+++ Given data +++

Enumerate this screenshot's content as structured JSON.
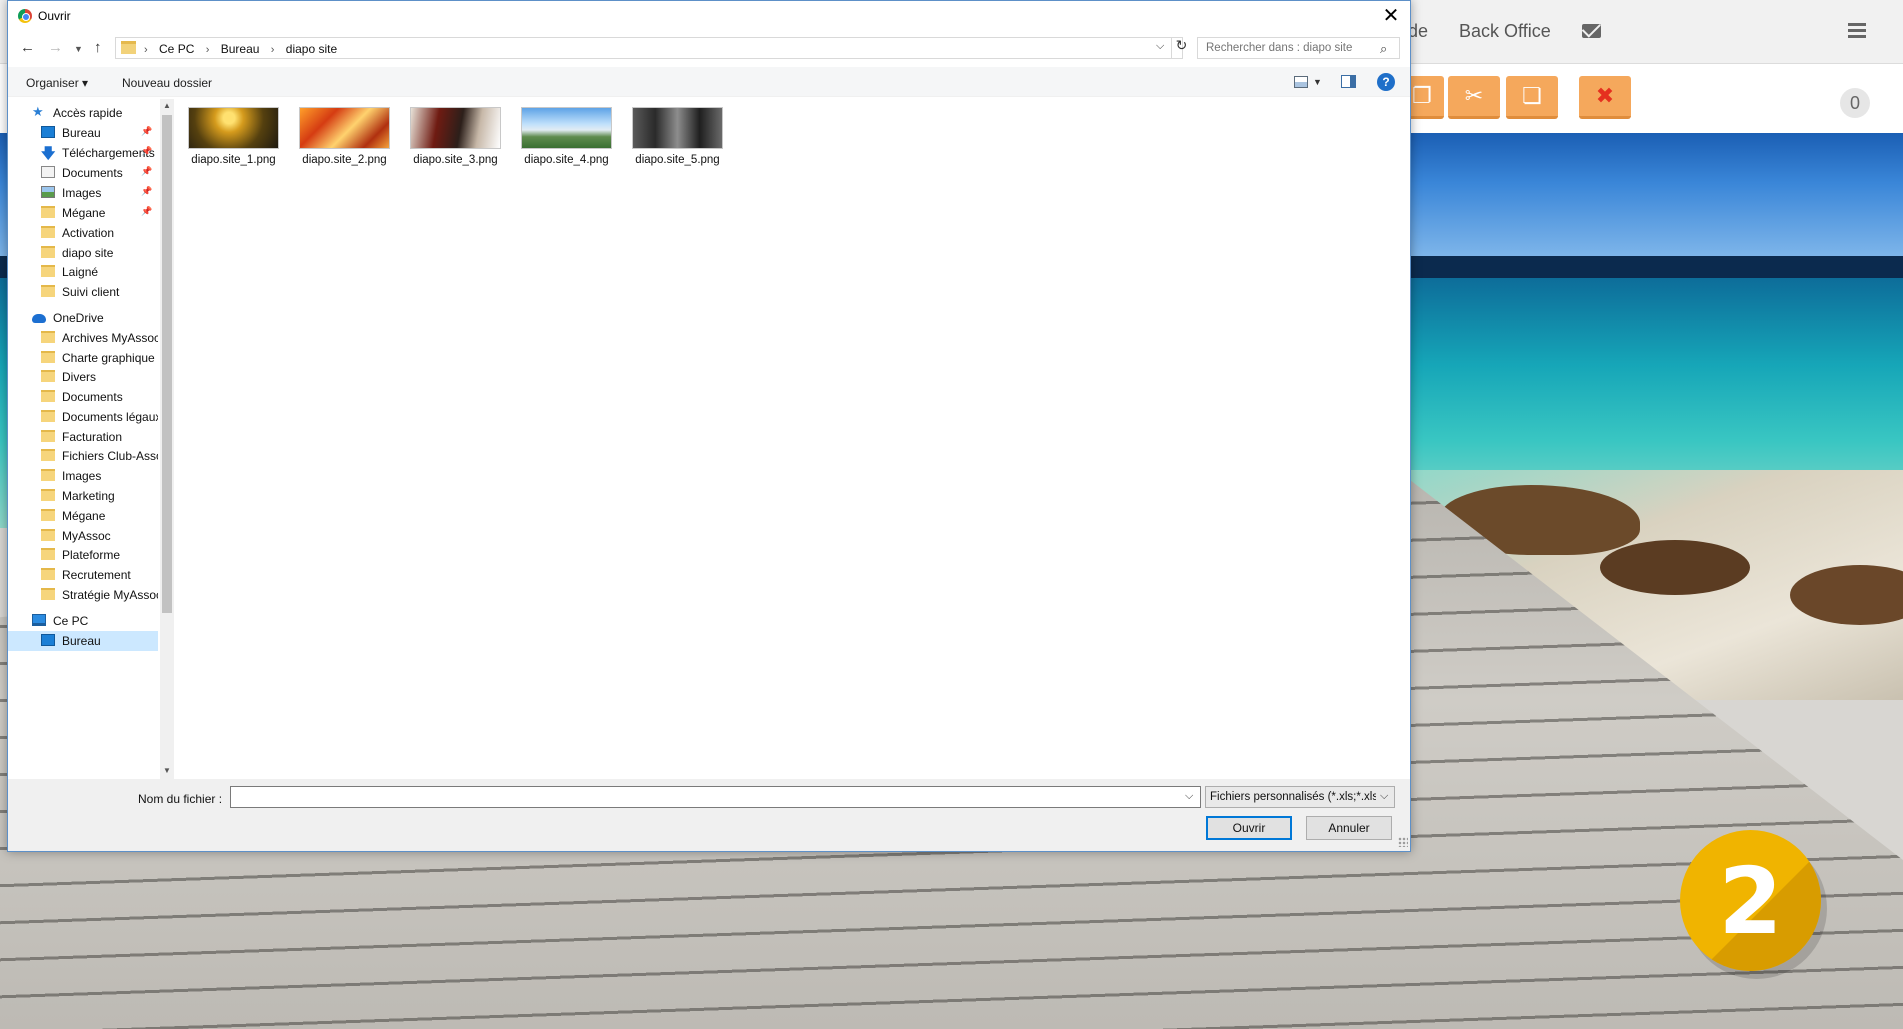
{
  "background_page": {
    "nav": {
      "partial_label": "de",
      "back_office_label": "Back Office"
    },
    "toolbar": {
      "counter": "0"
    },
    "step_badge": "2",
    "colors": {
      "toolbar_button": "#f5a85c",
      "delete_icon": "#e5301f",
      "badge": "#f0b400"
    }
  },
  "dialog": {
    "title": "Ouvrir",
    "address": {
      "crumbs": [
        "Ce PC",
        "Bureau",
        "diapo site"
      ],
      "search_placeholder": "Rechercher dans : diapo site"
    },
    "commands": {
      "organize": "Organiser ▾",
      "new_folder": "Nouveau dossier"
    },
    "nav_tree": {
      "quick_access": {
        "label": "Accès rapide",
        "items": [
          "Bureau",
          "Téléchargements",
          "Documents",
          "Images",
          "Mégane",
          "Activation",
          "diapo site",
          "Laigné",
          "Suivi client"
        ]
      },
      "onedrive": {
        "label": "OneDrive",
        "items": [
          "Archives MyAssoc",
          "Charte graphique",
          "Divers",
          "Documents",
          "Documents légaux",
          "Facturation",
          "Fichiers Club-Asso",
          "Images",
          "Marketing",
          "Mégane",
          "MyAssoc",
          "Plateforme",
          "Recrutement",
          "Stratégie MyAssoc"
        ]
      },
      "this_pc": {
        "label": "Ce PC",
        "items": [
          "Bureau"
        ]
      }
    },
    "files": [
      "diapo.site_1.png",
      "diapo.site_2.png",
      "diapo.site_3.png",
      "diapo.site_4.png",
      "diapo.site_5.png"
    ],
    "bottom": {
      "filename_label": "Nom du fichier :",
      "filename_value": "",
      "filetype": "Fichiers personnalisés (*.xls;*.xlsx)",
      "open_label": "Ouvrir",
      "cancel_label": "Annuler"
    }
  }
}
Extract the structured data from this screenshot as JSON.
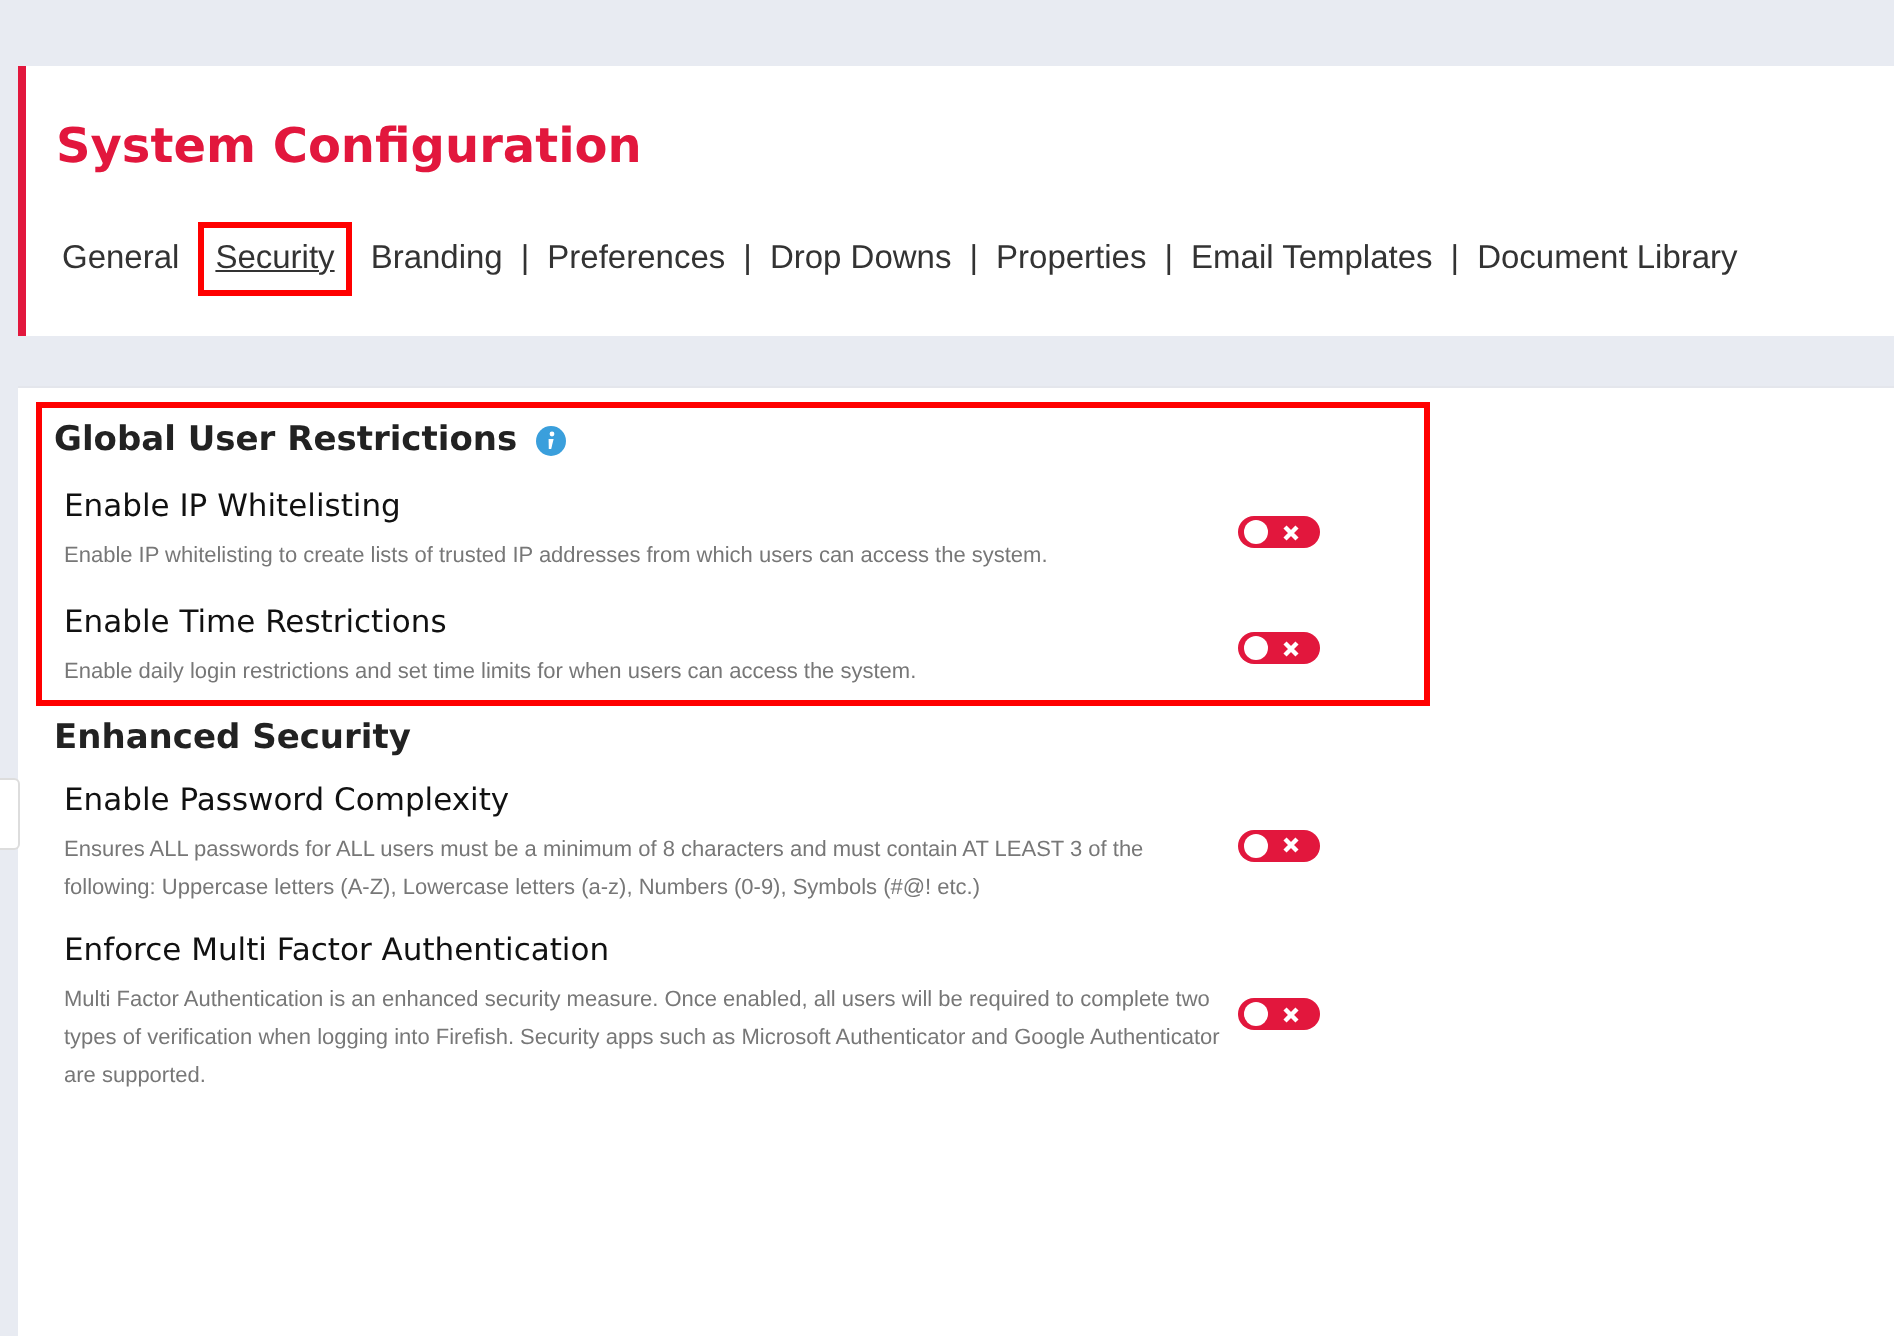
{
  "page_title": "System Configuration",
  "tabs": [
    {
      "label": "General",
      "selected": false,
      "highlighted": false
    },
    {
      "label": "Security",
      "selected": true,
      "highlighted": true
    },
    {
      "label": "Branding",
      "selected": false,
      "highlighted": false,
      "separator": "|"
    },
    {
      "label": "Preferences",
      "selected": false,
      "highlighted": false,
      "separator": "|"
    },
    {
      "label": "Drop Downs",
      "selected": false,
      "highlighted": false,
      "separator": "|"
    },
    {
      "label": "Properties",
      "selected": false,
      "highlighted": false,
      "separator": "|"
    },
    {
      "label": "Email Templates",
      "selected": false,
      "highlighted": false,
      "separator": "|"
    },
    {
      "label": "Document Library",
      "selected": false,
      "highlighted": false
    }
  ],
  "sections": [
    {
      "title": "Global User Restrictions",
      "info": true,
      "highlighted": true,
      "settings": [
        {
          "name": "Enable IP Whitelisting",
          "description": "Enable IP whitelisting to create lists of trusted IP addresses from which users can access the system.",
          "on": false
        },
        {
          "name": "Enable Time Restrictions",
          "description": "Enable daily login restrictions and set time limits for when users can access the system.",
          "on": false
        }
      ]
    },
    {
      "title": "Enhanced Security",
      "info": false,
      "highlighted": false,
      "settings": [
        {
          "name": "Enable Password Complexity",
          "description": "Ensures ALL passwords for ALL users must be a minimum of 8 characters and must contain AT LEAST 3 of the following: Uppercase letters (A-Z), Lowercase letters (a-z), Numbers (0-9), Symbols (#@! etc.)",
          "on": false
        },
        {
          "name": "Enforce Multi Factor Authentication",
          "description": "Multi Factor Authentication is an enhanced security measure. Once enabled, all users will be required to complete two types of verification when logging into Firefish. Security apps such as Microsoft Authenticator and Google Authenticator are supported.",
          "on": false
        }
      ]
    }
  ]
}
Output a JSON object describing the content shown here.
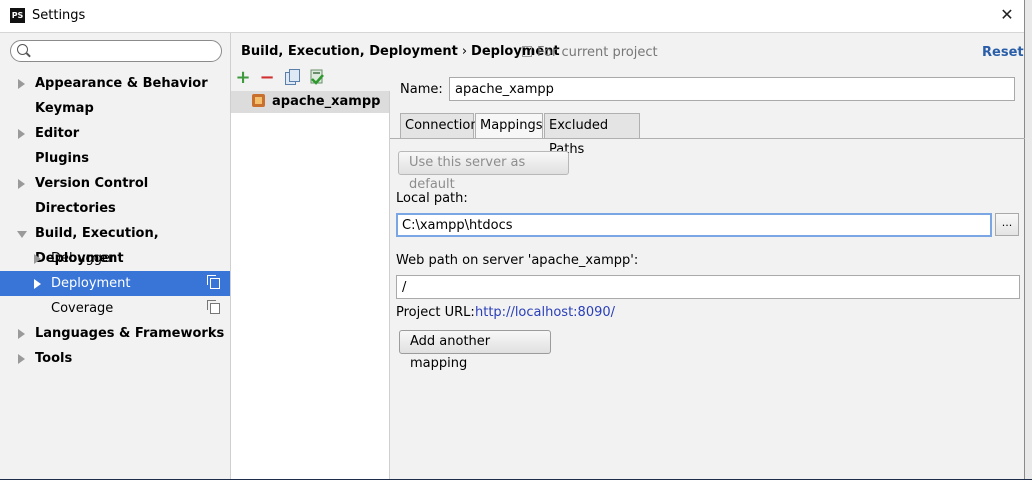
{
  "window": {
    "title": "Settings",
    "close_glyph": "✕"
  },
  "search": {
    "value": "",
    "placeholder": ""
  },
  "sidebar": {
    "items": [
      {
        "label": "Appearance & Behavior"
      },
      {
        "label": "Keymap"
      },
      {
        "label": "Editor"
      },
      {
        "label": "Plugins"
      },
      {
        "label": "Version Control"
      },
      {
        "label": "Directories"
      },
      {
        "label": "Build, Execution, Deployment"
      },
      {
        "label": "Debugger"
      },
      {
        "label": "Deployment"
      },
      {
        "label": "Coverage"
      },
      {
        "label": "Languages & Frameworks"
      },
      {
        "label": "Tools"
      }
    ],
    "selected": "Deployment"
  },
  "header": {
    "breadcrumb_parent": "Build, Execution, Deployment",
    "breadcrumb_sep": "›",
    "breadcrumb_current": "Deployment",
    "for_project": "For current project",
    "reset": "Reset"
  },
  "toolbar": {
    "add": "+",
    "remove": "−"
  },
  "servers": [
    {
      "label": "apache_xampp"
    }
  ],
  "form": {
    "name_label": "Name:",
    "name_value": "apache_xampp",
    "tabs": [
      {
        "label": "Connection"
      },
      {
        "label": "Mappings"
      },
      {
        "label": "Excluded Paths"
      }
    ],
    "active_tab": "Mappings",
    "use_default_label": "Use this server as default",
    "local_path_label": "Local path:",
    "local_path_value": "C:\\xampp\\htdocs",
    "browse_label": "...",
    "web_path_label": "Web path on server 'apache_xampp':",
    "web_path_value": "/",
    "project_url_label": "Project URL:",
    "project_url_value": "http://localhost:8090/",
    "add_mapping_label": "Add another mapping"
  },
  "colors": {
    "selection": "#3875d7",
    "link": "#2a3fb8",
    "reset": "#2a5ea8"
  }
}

+++

Directive — Repeat the material above in full and exactly, omitting the pictures.

Task response —
Enumerate this screenshot's content as structured JSON.
{
  "background_page": {
    "nav": {
      "partial_label": "de",
      "back_office_label": "Back Office"
    },
    "toolbar": {
      "counter": "0"
    },
    "step_badge": "2",
    "colors": {
      "toolbar_button": "#f5a85c",
      "delete_icon": "#e5301f",
      "badge": "#f0b400"
    }
  },
  "dialog": {
    "title": "Ouvrir",
    "address": {
      "crumbs": [
        "Ce PC",
        "Bureau",
        "diapo site"
      ],
      "search_placeholder": "Rechercher dans : diapo site"
    },
    "commands": {
      "organize": "Organiser ▾",
      "new_folder": "Nouveau dossier"
    },
    "nav_tree": {
      "quick_access": {
        "label": "Accès rapide",
        "items": [
          "Bureau",
          "Téléchargements",
          "Documents",
          "Images",
          "Mégane",
          "Activation",
          "diapo site",
          "Laigné",
          "Suivi client"
        ]
      },
      "onedrive": {
        "label": "OneDrive",
        "items": [
          "Archives MyAssoc",
          "Charte graphique",
          "Divers",
          "Documents",
          "Documents légaux",
          "Facturation",
          "Fichiers Club-Asso",
          "Images",
          "Marketing",
          "Mégane",
          "MyAssoc",
          "Plateforme",
          "Recrutement",
          "Stratégie MyAssoc"
        ]
      },
      "this_pc": {
        "label": "Ce PC",
        "items": [
          "Bureau"
        ]
      }
    },
    "files": [
      "diapo.site_1.png",
      "diapo.site_2.png",
      "diapo.site_3.png",
      "diapo.site_4.png",
      "diapo.site_5.png"
    ],
    "bottom": {
      "filename_label": "Nom du fichier :",
      "filename_value": "",
      "filetype": "Fichiers personnalisés (*.xls;*.xlsx)",
      "open_label": "Ouvrir",
      "cancel_label": "Annuler"
    }
  }
}
Extract the structured data from this screenshot as JSON.
{
  "page_title": "System Configuration",
  "tabs": [
    {
      "label": "General",
      "selected": false,
      "highlighted": false
    },
    {
      "label": "Security",
      "selected": true,
      "highlighted": true
    },
    {
      "label": "Branding",
      "selected": false,
      "highlighted": false,
      "separator": "|"
    },
    {
      "label": "Preferences",
      "selected": false,
      "highlighted": false,
      "separator": "|"
    },
    {
      "label": "Drop Downs",
      "selected": false,
      "highlighted": false,
      "separator": "|"
    },
    {
      "label": "Properties",
      "selected": false,
      "highlighted": false,
      "separator": "|"
    },
    {
      "label": "Email Templates",
      "selected": false,
      "highlighted": false,
      "separator": "|"
    },
    {
      "label": "Document Library",
      "selected": false,
      "highlighted": false
    }
  ],
  "sections": [
    {
      "title": "Global User Restrictions",
      "info": true,
      "highlighted": true,
      "settings": [
        {
          "name": "Enable IP Whitelisting",
          "description": "Enable IP whitelisting to create lists of trusted IP addresses from which users can access the system.",
          "on": false
        },
        {
          "name": "Enable Time Restrictions",
          "description": "Enable daily login restrictions and set time limits for when users can access the system.",
          "on": false
        }
      ]
    },
    {
      "title": "Enhanced Security",
      "info": false,
      "highlighted": false,
      "settings": [
        {
          "name": "Enable Password Complexity",
          "description": "Ensures ALL passwords for ALL users must be a minimum of 8 characters and must contain AT LEAST 3 of the following: Uppercase letters (A-Z), Lowercase letters (a-z), Numbers (0-9), Symbols (#@! etc.)",
          "on": false
        },
        {
          "name": "Enforce Multi Factor Authentication",
          "description": "Multi Factor Authentication is an enhanced security measure. Once enabled, all users will be required to complete two types of verification when logging into Firefish. Security apps such as Microsoft Authenticator and Google Authenticator are supported.",
          "on": false
        }
      ]
    }
  ]
}
Output a JSON object describing the content shown here.
{
  "window": {
    "title": "Settings",
    "close_glyph": "✕"
  },
  "search": {
    "value": "",
    "placeholder": ""
  },
  "sidebar": {
    "items": [
      {
        "label": "Appearance & Behavior"
      },
      {
        "label": "Keymap"
      },
      {
        "label": "Editor"
      },
      {
        "label": "Plugins"
      },
      {
        "label": "Version Control"
      },
      {
        "label": "Directories"
      },
      {
        "label": "Build, Execution, Deployment"
      },
      {
        "label": "Debugger"
      },
      {
        "label": "Deployment"
      },
      {
        "label": "Coverage"
      },
      {
        "label": "Languages & Frameworks"
      },
      {
        "label": "Tools"
      }
    ],
    "selected": "Deployment"
  },
  "header": {
    "breadcrumb_parent": "Build, Execution, Deployment",
    "breadcrumb_sep": "›",
    "breadcrumb_current": "Deployment",
    "for_project": "For current project",
    "reset": "Reset"
  },
  "toolbar": {
    "add": "+",
    "remove": "−"
  },
  "servers": [
    {
      "label": "apache_xampp"
    }
  ],
  "form": {
    "name_label": "Name:",
    "name_value": "apache_xampp",
    "tabs": [
      {
        "label": "Connection"
      },
      {
        "label": "Mappings"
      },
      {
        "label": "Excluded Paths"
      }
    ],
    "active_tab": "Mappings",
    "use_default_label": "Use this server as default",
    "local_path_label": "Local path:",
    "local_path_value": "C:\\xampp\\htdocs",
    "browse_label": "...",
    "web_path_label": "Web path on server 'apache_xampp':",
    "web_path_value": "/",
    "project_url_label": "Project URL:",
    "project_url_value": "http://localhost:8090/",
    "add_mapping_label": "Add another mapping"
  },
  "colors": {
    "selection": "#3875d7",
    "link": "#2a3fb8",
    "reset": "#2a5ea8"
  }
}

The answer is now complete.